*Written task*. Using the records below, copy out exactly the line that contains "What text is on this page?" and every line that follows it, up to and including the last, and no others.

----- Input for this task -----

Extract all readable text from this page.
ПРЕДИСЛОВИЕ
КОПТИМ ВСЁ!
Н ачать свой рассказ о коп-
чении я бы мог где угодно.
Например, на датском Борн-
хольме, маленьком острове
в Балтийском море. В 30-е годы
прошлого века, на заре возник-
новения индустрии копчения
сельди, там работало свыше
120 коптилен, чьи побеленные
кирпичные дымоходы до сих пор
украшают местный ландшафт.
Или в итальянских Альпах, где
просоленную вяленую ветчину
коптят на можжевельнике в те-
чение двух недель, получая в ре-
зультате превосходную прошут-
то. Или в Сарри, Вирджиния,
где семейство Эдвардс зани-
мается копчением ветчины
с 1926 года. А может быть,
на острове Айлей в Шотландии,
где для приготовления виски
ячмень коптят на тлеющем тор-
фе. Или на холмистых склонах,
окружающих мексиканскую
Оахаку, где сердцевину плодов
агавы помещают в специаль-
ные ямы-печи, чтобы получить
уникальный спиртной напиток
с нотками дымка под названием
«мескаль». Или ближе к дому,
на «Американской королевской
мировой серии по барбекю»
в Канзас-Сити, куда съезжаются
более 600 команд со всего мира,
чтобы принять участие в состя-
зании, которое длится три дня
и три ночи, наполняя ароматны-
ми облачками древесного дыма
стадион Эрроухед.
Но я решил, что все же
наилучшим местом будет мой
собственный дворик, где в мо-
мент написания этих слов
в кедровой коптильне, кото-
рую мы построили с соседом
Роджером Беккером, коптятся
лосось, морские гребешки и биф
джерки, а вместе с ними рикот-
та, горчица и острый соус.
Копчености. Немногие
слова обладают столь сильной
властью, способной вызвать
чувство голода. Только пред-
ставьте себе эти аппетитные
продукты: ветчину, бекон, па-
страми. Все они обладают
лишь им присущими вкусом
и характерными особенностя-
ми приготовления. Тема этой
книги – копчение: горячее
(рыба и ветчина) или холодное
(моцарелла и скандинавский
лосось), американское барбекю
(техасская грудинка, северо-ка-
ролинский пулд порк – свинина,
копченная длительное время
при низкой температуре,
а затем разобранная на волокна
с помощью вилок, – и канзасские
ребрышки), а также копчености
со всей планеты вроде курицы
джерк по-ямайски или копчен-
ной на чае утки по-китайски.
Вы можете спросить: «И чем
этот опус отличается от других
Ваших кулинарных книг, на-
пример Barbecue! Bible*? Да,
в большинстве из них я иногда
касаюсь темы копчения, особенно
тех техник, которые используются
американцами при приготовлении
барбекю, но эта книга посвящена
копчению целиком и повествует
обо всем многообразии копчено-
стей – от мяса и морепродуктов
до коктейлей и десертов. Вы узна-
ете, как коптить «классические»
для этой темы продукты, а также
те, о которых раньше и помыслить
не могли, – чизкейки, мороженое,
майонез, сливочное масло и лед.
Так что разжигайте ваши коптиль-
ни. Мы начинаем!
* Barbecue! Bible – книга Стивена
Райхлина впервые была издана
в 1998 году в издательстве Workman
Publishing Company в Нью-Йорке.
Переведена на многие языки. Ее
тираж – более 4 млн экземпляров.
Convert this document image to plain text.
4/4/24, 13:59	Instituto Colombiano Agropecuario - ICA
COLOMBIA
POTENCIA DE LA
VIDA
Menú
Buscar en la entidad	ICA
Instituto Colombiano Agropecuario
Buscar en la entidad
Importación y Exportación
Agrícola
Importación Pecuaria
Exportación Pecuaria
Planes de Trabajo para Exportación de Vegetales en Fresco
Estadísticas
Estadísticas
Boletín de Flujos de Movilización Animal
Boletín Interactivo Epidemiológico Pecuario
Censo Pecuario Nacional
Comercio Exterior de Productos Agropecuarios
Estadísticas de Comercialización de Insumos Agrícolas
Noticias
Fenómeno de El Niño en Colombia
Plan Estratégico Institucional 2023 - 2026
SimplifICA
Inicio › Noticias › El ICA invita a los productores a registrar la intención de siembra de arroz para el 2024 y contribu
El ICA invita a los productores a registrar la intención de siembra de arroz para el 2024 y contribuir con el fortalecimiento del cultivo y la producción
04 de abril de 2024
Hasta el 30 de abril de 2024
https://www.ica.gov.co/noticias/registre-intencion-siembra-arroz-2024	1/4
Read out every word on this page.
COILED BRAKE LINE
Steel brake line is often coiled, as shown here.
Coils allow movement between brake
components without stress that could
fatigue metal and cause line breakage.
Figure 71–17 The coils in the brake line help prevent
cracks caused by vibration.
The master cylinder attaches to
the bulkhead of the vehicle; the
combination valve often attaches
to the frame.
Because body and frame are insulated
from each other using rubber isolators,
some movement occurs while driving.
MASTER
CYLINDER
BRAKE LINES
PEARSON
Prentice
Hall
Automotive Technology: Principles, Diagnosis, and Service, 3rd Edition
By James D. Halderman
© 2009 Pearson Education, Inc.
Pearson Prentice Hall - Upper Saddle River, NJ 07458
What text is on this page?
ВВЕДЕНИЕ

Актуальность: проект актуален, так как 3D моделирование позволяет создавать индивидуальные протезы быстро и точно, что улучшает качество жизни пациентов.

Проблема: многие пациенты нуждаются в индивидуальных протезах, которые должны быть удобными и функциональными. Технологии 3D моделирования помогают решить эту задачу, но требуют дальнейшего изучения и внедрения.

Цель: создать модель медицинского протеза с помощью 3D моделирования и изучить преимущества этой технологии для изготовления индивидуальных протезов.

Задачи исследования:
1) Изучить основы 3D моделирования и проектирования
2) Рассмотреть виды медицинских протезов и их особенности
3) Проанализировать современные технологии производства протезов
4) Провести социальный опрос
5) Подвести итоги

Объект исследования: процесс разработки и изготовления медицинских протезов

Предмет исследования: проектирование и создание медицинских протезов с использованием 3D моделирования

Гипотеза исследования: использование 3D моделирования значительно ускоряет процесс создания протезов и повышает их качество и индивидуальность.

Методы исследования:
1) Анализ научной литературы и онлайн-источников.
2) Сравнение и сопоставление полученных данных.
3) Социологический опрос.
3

-----

*Correct output*.
What text is on this page?
ВВЕДЕНИЕ

Актуальность: проект актуален, так как 3D моделирование позволяет создавать индивидуальные протезы быстро и точно, что улучшает качество жизни пациентов.

Проблема: многие пациенты нуждаются в индивидуальных протезах, которые должны быть удобными и функциональными. Технологии 3D моделирования помогают решить эту задачу, но требуют дальнейшего изучения и внедрения.

Цель: создать модель медицинского протеза с помощью 3D моделирования и изучить преимущества этой технологии для изготовления индивидуальных протезов.

Задачи исследования:
1) Изучить основы 3D моделирования и проектирования
2) Рассмотреть виды медицинских протезов и их особенности
3) Проанализировать современные технологии производства протезов
4) Провести социальный опрос
5) Подвести итоги

Объект исследования: процесс разработки и изготовления медицинских протезов

Предмет исследования: проектирование и создание медицинских протезов с использованием 3D моделирования

Гипотеза исследования: использование 3D моделирования значительно ускоряет процесс создания протезов и повышает их качество и индивидуальность.

Методы исследования:
1) Анализ научной литературы и онлайн-источников.
2) Сравнение и сопоставление полученных данных.
3) Социологический опрос.
3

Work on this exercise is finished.